> Instruction:
Write out the listing from the line with "add-card-button[interactable]: + [576, 602, 588, 624]" to the line with "progress-bar [201, 180, 383, 184]", both included, reproducing each line exactly.

> Given data:
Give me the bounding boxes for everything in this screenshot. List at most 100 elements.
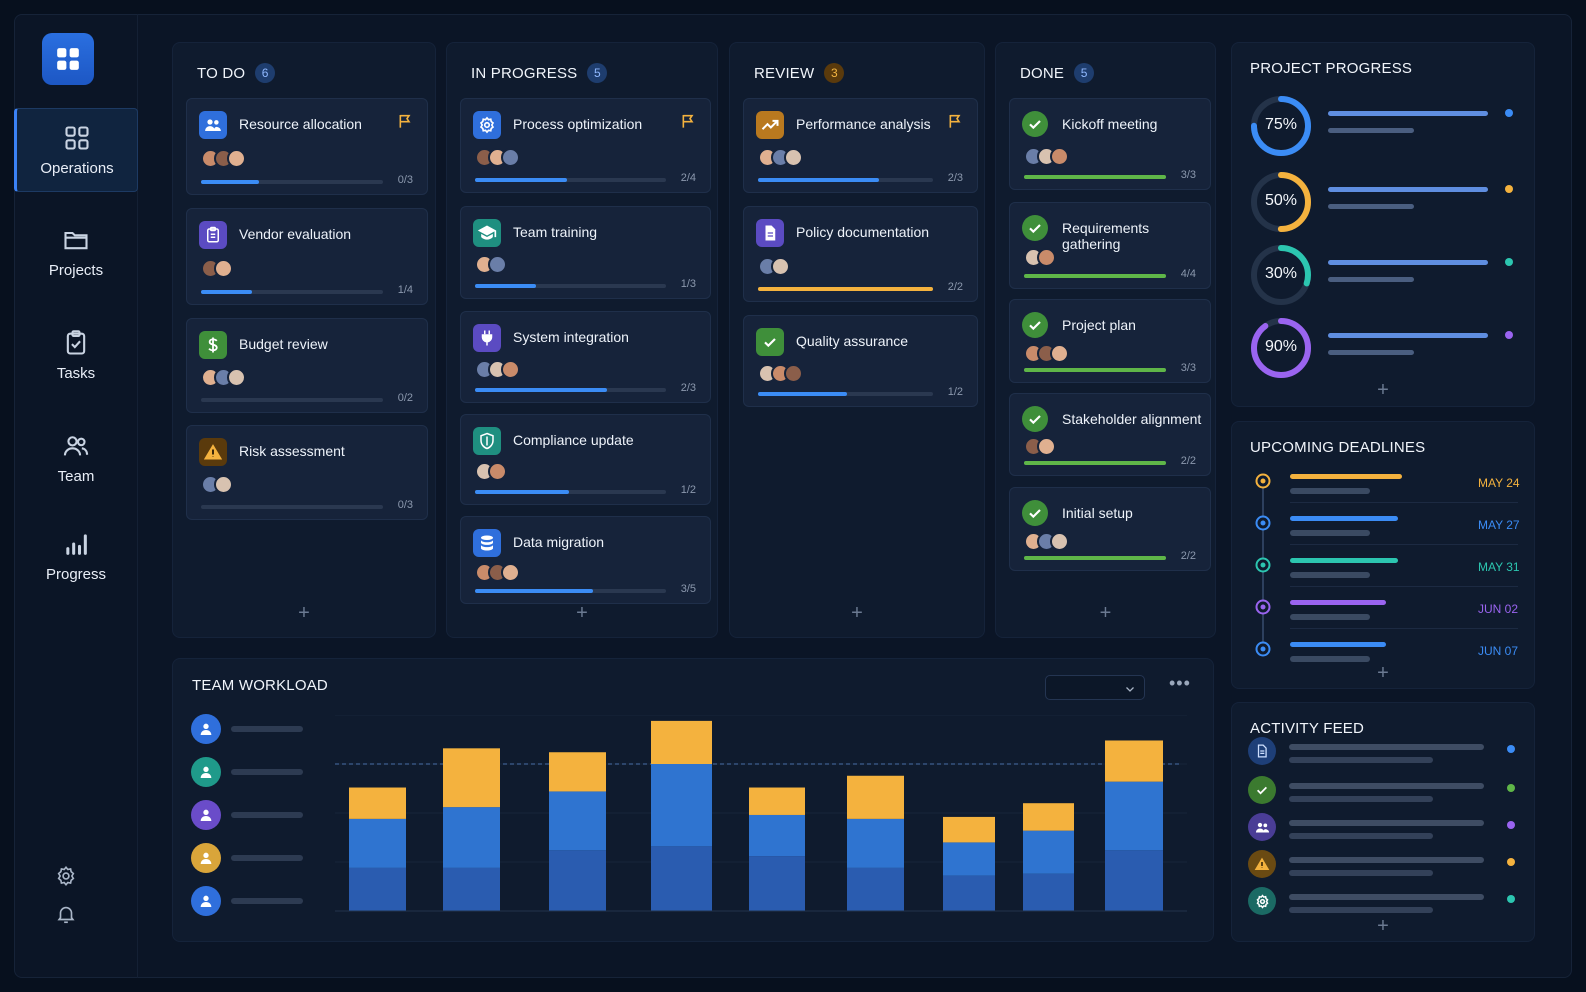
add-card-button[interactable]: + [576, 602, 588, 624]
task-title: Project plan [1062, 317, 1136, 333]
add-card-button[interactable]: + [1099, 602, 1112, 624]
task-card[interactable]: Budget review 0/2 [186, 318, 428, 413]
timeline-marker [1255, 557, 1271, 573]
workload-bar-segment [943, 875, 995, 911]
task-title: Performance analysis [796, 116, 931, 132]
sidebar-item-label: Progress [45, 565, 107, 583]
bell-icon [57, 906, 75, 924]
deadline-bar [1290, 516, 1398, 521]
task-card[interactable]: Initial setup 2/2 [1009, 487, 1211, 571]
project-bar-secondary [1328, 128, 1414, 133]
task-card[interactable]: Stakeholder alignment 2/2 [1009, 393, 1211, 476]
status-dot [1507, 895, 1515, 903]
assignee-avatars [758, 364, 803, 383]
dollar-icon [199, 331, 227, 359]
progress-count: 2/3 [680, 382, 696, 394]
avatar [501, 360, 520, 379]
avatar [488, 462, 507, 481]
workload-bar-segment [1105, 740, 1163, 782]
sidebar-item-tasks[interactable]: Tasks [14, 313, 138, 397]
task-card[interactable]: Team training 1/3 [460, 206, 711, 299]
task-card[interactable]: Requirements gathering 4/4 [1009, 202, 1211, 289]
task-card[interactable]: Policy documentation 2/2 [743, 206, 978, 302]
progress-count: 1/2 [947, 386, 963, 398]
progress-fill [758, 392, 848, 396]
progress-ring [1251, 318, 1311, 378]
app-logo[interactable] [42, 33, 94, 85]
progress-bar [201, 180, 383, 184]
sidebar-item-label: Team [57, 467, 95, 485]
activity-line [1289, 857, 1484, 863]
database-icon [473, 529, 501, 557]
kanban-column: DONE 5 Kickoff meeting 3/3 Requirements gath… [995, 42, 1216, 638]
clipboard-icon [199, 221, 227, 249]
task-card[interactable]: Compliance update 1/2 [460, 414, 711, 505]
assignee-avatars [201, 259, 233, 278]
activity-line-secondary [1289, 796, 1433, 802]
panel-title: TEAM WORKLOAD [192, 677, 328, 694]
task-card[interactable]: Performance analysis 2/3 [743, 98, 978, 193]
deadline-bar-secondary [1290, 488, 1370, 494]
bar-chart-icon [66, 533, 87, 555]
column-title: REVIEW [754, 64, 815, 82]
progress-percent: 90% [1264, 338, 1298, 355]
activity-feed-panel: ACTIVITY FEED + [1231, 702, 1535, 942]
workload-bar-segment [847, 818, 904, 868]
avatar [501, 563, 520, 582]
progress-ring-arc [1251, 245, 1311, 305]
sidebar-item-projects[interactable]: Projects [14, 210, 138, 294]
workload-bar-segment [443, 867, 500, 911]
team-workload-panel: TEAM WORKLOAD ••• [172, 658, 1214, 942]
assignee-avatars [475, 360, 520, 379]
workload-bar-segment [651, 720, 712, 764]
project-bar-secondary [1328, 204, 1414, 209]
progress-percent: 30% [1264, 265, 1298, 282]
deadline-bar-secondary [1290, 656, 1370, 662]
task-card[interactable]: Quality assurance 1/2 [743, 315, 978, 407]
add-activity-button[interactable]: + [1377, 915, 1389, 937]
progress-bar [1024, 461, 1166, 465]
sidebar-item-team[interactable]: Team [14, 416, 138, 500]
task-title: Budget review [239, 336, 328, 352]
avatar [227, 149, 246, 168]
notifications-button[interactable] [52, 900, 80, 928]
upcoming-deadlines-panel: UPCOMING DEADLINES MAY 24 MAY 27 MAY 31 JUN… [1231, 421, 1535, 689]
assignee-avatars [758, 257, 790, 276]
settings-button[interactable] [52, 862, 80, 890]
more-options-button[interactable]: ••• [1169, 673, 1191, 693]
flag-icon[interactable] [397, 113, 413, 134]
progress-count: 2/2 [1180, 455, 1196, 467]
task-card[interactable]: Vendor evaluation 1/4 [186, 208, 428, 305]
user-icon [191, 757, 221, 787]
member-name-placeholder [231, 812, 303, 818]
workload-filter-select[interactable] [1045, 675, 1145, 700]
workload-bar-segment [549, 791, 606, 851]
avatar [1050, 147, 1069, 166]
add-deadline-button[interactable]: + [1377, 662, 1389, 684]
add-card-button[interactable]: + [298, 602, 310, 624]
flag-icon[interactable] [947, 113, 963, 134]
task-card[interactable]: System integration 2/3 [460, 311, 711, 403]
user-icon [191, 843, 221, 873]
progress-bar [201, 398, 383, 402]
task-card[interactable]: Kickoff meeting 3/3 [1009, 98, 1211, 190]
task-card[interactable]: Project plan 3/3 [1009, 299, 1211, 383]
task-card[interactable]: Process optimization 2/4 [460, 98, 711, 193]
workload-bar-segment [1105, 850, 1163, 911]
sidebar-item-progress[interactable]: Progress [14, 514, 138, 598]
column-header: REVIEW 3 [754, 63, 845, 83]
add-project-button[interactable]: + [1377, 379, 1389, 401]
avatar [488, 255, 507, 274]
column-header: IN PROGRESS 5 [471, 63, 608, 83]
sidebar-item-operations[interactable]: Operations [14, 108, 138, 192]
task-card[interactable]: Data migration 3/5 [460, 516, 711, 604]
task-card[interactable]: Resource allocation 0/3 [186, 98, 428, 195]
member-name-placeholder [231, 898, 303, 904]
add-card-button[interactable]: + [851, 602, 863, 624]
deadline-bar [1290, 474, 1402, 479]
assignee-avatars [1024, 344, 1069, 363]
check-icon [1022, 312, 1048, 338]
task-card[interactable]: Risk assessment 0/3 [186, 425, 428, 520]
deadline-date: JUN 02 [1478, 602, 1519, 616]
flag-icon[interactable] [680, 113, 696, 134]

> Completed task:
add-card-button[interactable]: + [576, 602, 588, 624]
task-title: Project plan [1062, 317, 1136, 333]
add-card-button[interactable]: + [1099, 602, 1112, 624]
task-card[interactable]: Budget review 0/2 [186, 318, 428, 413]
timeline-marker [1255, 557, 1271, 573]
workload-bar-segment [943, 875, 995, 911]
task-title: Performance analysis [796, 116, 931, 132]
sidebar-item-label: Progress [45, 565, 107, 583]
bell-icon [57, 906, 75, 924]
deadline-bar [1290, 516, 1398, 521]
task-card[interactable]: Initial setup 2/2 [1009, 487, 1211, 571]
project-bar-secondary [1328, 128, 1414, 133]
task-card[interactable]: Stakeholder alignment 2/2 [1009, 393, 1211, 476]
status-dot [1507, 895, 1515, 903]
assignee-avatars [758, 364, 803, 383]
dollar-icon [199, 331, 227, 359]
progress-count: 2/3 [680, 382, 696, 394]
avatar [501, 360, 520, 379]
avatar [488, 462, 507, 481]
workload-bar-segment [1105, 740, 1163, 782]
sidebar-item-tasks[interactable]: Tasks [14, 313, 138, 397]
task-card[interactable]: Team training 1/3 [460, 206, 711, 299]
task-card[interactable]: Requirements gathering 4/4 [1009, 202, 1211, 289]
task-card[interactable]: Policy documentation 2/2 [743, 206, 978, 302]
progress-count: 1/2 [947, 386, 963, 398]
progress-fill [758, 392, 848, 396]
progress-ring [1251, 318, 1311, 378]
app-logo[interactable] [42, 33, 94, 85]
progress-bar [201, 180, 383, 184]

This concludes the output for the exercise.